— start Record set —

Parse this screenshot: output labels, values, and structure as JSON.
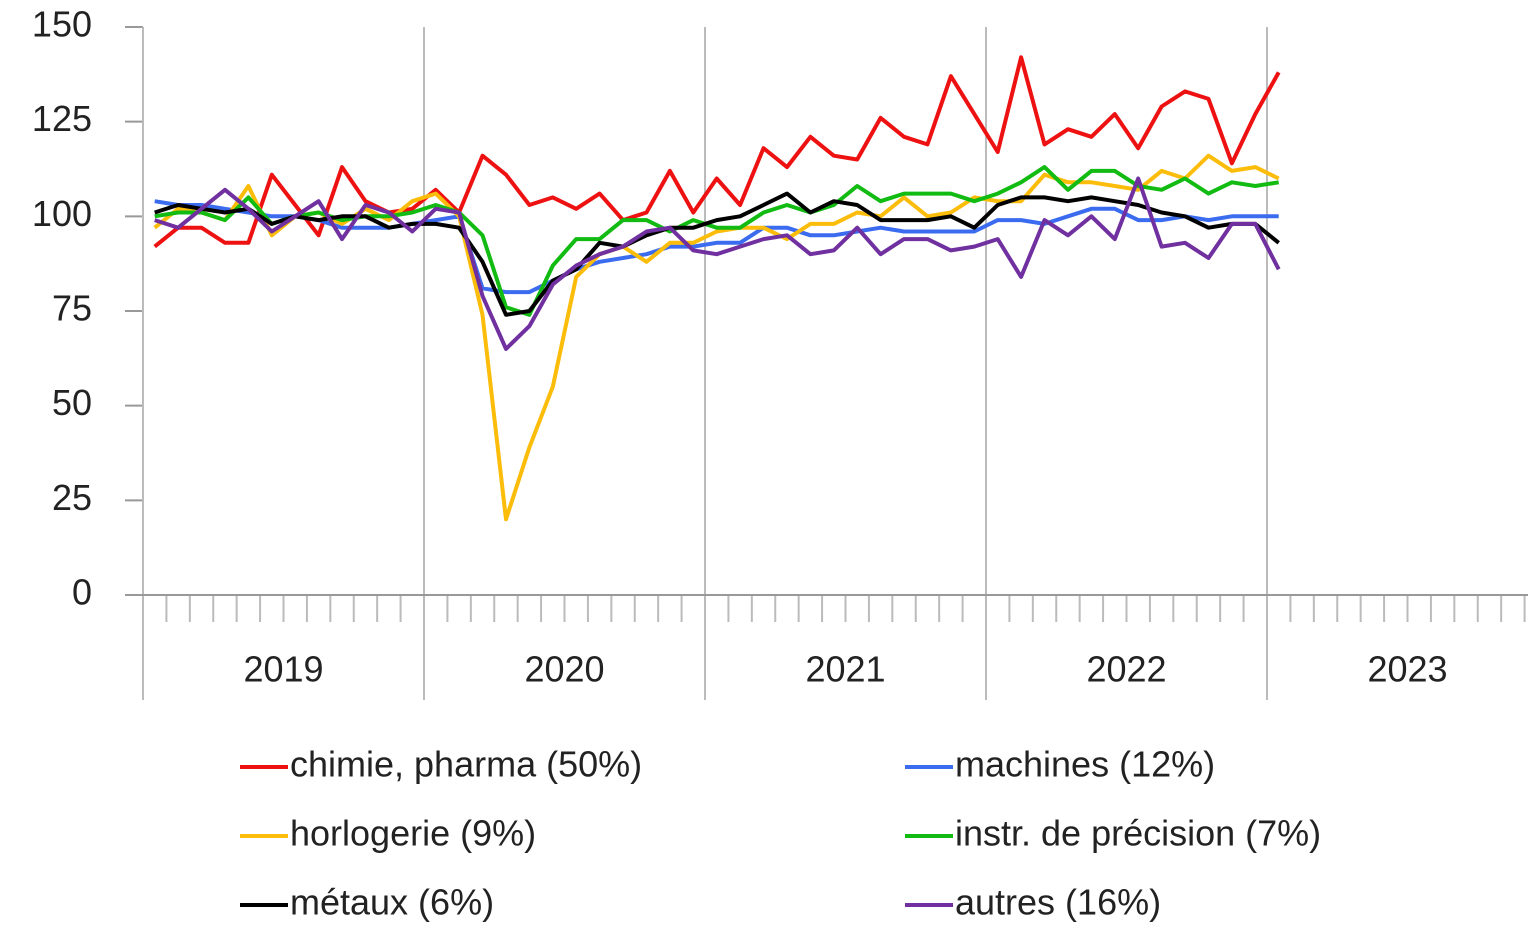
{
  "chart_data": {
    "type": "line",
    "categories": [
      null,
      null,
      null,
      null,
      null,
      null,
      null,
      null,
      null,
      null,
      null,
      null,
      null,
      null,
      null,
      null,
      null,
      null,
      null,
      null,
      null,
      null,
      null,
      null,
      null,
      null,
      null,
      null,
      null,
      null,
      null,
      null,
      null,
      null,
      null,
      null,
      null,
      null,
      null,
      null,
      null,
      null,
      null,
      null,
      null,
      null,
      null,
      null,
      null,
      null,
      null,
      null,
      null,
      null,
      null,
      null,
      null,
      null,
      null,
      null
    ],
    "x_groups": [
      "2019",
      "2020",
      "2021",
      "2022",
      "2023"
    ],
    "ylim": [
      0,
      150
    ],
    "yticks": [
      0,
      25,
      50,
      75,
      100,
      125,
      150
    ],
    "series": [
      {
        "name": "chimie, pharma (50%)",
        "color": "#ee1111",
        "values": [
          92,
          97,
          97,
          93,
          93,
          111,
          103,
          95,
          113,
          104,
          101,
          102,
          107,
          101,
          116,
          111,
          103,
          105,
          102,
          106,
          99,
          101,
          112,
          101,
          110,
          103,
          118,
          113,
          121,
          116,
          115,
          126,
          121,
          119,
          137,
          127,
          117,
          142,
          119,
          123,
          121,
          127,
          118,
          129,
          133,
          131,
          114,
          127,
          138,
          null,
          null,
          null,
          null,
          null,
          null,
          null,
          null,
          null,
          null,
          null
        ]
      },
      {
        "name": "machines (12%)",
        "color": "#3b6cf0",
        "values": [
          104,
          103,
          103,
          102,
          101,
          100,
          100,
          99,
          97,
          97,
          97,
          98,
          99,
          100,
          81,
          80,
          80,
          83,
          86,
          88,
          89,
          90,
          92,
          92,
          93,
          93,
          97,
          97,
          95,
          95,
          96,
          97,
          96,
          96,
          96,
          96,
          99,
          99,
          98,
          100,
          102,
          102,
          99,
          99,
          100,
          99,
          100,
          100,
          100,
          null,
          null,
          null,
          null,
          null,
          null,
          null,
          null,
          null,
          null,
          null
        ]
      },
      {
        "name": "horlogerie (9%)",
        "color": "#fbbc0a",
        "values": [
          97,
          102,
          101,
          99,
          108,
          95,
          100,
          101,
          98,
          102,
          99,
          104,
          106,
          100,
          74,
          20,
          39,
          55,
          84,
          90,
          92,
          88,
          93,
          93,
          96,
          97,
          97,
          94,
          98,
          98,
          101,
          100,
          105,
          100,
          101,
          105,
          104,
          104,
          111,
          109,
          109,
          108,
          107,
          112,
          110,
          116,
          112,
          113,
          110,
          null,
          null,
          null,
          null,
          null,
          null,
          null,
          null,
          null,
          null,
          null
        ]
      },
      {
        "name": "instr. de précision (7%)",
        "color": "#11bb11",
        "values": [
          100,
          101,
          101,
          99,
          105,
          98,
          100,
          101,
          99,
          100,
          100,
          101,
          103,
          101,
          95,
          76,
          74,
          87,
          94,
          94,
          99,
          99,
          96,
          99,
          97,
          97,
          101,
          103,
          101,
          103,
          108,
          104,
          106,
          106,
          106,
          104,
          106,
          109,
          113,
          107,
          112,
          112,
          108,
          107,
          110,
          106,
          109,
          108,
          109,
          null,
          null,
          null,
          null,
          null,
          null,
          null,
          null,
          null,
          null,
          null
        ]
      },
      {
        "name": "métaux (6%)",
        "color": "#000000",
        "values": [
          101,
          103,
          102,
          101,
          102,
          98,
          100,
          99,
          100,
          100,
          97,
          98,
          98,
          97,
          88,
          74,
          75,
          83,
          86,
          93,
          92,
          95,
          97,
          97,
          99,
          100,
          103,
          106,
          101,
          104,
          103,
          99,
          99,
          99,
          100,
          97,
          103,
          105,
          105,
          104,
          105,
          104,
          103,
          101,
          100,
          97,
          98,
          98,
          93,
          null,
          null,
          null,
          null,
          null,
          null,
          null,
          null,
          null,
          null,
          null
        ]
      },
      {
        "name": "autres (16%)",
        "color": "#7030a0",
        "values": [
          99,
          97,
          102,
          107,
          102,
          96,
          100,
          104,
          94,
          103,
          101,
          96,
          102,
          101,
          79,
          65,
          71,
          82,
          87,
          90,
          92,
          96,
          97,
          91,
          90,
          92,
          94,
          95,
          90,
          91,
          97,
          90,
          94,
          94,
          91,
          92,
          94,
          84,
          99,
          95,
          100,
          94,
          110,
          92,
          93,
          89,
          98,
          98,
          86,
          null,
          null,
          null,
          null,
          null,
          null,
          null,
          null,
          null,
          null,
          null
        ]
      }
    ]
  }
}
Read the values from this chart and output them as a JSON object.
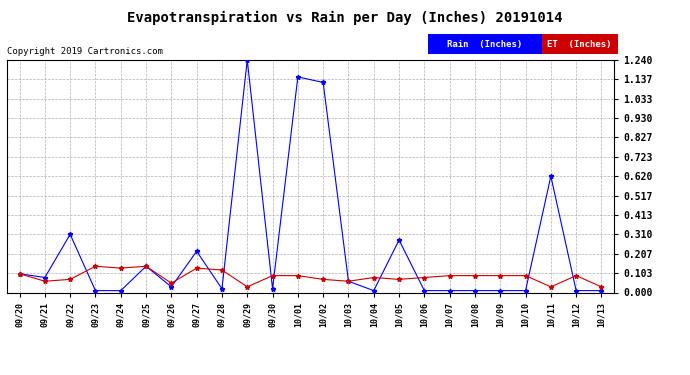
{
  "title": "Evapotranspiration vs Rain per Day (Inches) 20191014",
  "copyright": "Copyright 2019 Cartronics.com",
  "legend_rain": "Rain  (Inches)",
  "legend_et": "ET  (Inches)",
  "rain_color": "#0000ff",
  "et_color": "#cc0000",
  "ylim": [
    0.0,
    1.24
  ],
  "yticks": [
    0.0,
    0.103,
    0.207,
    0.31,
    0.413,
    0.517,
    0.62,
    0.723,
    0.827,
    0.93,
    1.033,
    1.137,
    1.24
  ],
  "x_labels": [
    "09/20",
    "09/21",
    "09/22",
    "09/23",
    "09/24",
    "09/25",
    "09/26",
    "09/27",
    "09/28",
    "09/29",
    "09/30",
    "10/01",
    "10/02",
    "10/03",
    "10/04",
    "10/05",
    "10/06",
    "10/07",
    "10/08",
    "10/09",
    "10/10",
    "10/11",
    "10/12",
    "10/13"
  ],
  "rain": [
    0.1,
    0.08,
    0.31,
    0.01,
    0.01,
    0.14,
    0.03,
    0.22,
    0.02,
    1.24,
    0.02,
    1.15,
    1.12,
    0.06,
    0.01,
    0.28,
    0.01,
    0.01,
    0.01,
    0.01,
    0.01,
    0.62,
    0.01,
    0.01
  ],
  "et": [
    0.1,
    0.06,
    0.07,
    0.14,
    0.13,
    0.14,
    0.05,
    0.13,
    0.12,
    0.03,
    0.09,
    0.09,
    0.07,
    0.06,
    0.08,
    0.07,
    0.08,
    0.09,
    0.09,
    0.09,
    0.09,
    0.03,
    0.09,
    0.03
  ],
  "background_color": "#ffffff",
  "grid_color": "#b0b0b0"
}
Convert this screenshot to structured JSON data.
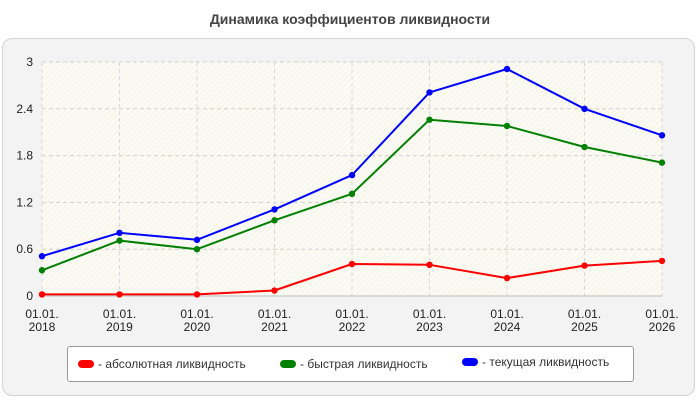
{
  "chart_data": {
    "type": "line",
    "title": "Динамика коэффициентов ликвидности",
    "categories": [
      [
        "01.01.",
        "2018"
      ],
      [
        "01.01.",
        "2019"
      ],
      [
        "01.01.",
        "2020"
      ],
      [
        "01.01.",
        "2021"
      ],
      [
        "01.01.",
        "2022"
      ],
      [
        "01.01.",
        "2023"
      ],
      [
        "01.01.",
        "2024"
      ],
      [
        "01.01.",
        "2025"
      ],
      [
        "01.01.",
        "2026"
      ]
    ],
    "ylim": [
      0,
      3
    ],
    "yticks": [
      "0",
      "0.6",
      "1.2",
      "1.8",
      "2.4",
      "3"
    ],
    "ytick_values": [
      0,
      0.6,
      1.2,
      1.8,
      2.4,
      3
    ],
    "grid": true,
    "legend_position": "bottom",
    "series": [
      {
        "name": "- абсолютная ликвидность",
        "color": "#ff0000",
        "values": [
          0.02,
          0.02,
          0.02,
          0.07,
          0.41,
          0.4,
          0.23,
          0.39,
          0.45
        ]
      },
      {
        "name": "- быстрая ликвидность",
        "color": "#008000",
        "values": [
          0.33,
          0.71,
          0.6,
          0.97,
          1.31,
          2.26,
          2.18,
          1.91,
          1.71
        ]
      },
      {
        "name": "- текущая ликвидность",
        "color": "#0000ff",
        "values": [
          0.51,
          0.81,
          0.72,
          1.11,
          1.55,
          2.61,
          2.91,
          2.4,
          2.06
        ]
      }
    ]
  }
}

— end Record set —

Exercise: Search the lines above for the string "screenshot" and copy each line that has it.

Task response:
Parse this screenshot: output labels, values, and structure as JSON.
Convert this screenshot to structured JSON data.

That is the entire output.